### INSTRUCTIONS TO FOLLOW
Restate the material word for word and leave out anything that is a picture.
= = = =
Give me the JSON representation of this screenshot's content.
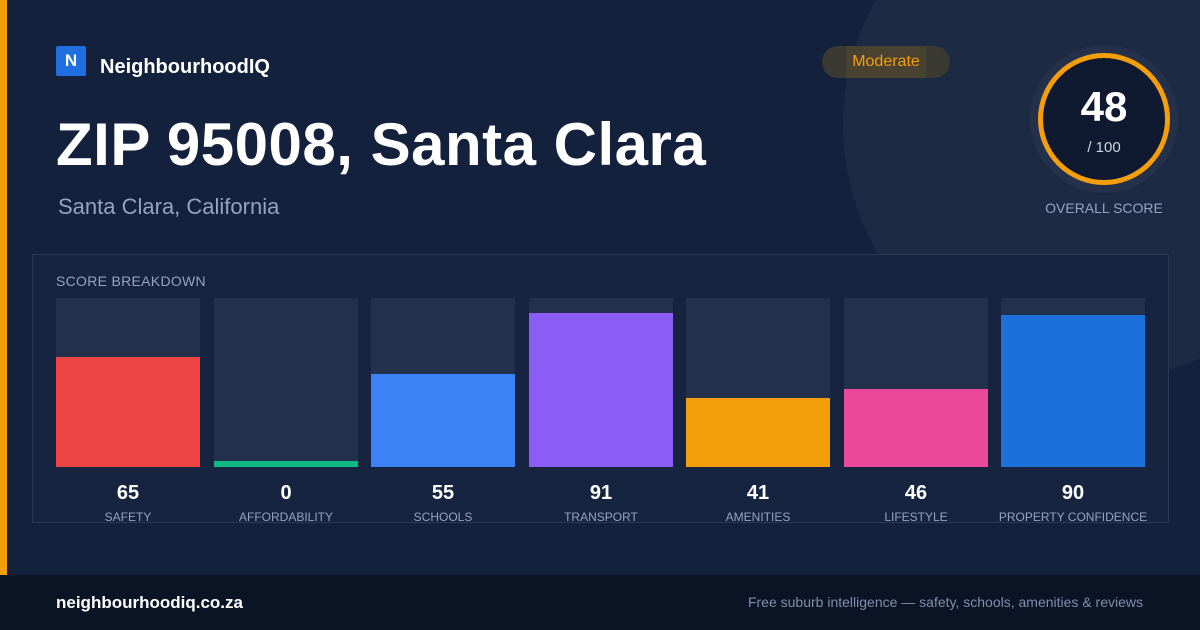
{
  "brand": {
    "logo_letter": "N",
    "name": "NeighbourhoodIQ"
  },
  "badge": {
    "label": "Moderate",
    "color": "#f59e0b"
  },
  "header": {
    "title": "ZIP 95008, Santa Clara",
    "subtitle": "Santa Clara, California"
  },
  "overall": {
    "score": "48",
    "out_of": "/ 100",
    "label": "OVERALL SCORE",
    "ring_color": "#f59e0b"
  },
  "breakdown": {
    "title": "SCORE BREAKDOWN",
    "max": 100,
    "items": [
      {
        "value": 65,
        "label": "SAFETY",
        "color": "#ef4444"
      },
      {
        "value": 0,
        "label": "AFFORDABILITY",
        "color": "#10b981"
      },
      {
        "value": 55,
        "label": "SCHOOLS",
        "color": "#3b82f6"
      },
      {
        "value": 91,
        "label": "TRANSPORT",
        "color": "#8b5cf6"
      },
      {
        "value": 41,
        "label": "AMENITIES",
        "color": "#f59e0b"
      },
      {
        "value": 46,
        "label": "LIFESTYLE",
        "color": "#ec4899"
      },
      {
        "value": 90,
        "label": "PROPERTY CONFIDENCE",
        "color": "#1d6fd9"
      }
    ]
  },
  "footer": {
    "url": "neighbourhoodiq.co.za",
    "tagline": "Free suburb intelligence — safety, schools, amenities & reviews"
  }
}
= = = =
### FULL ANSWER
Give me the JSON representation of this screenshot's content.
{
  "brand": {
    "logo_letter": "N",
    "name": "NeighbourhoodIQ"
  },
  "badge": {
    "label": "Moderate",
    "color": "#f59e0b"
  },
  "header": {
    "title": "ZIP 95008, Santa Clara",
    "subtitle": "Santa Clara, California"
  },
  "overall": {
    "score": "48",
    "out_of": "/ 100",
    "label": "OVERALL SCORE",
    "ring_color": "#f59e0b"
  },
  "breakdown": {
    "title": "SCORE BREAKDOWN",
    "max": 100,
    "items": [
      {
        "value": 65,
        "label": "SAFETY",
        "color": "#ef4444"
      },
      {
        "value": 0,
        "label": "AFFORDABILITY",
        "color": "#10b981"
      },
      {
        "value": 55,
        "label": "SCHOOLS",
        "color": "#3b82f6"
      },
      {
        "value": 91,
        "label": "TRANSPORT",
        "color": "#8b5cf6"
      },
      {
        "value": 41,
        "label": "AMENITIES",
        "color": "#f59e0b"
      },
      {
        "value": 46,
        "label": "LIFESTYLE",
        "color": "#ec4899"
      },
      {
        "value": 90,
        "label": "PROPERTY CONFIDENCE",
        "color": "#1d6fd9"
      }
    ]
  },
  "footer": {
    "url": "neighbourhoodiq.co.za",
    "tagline": "Free suburb intelligence — safety, schools, amenities & reviews"
  }
}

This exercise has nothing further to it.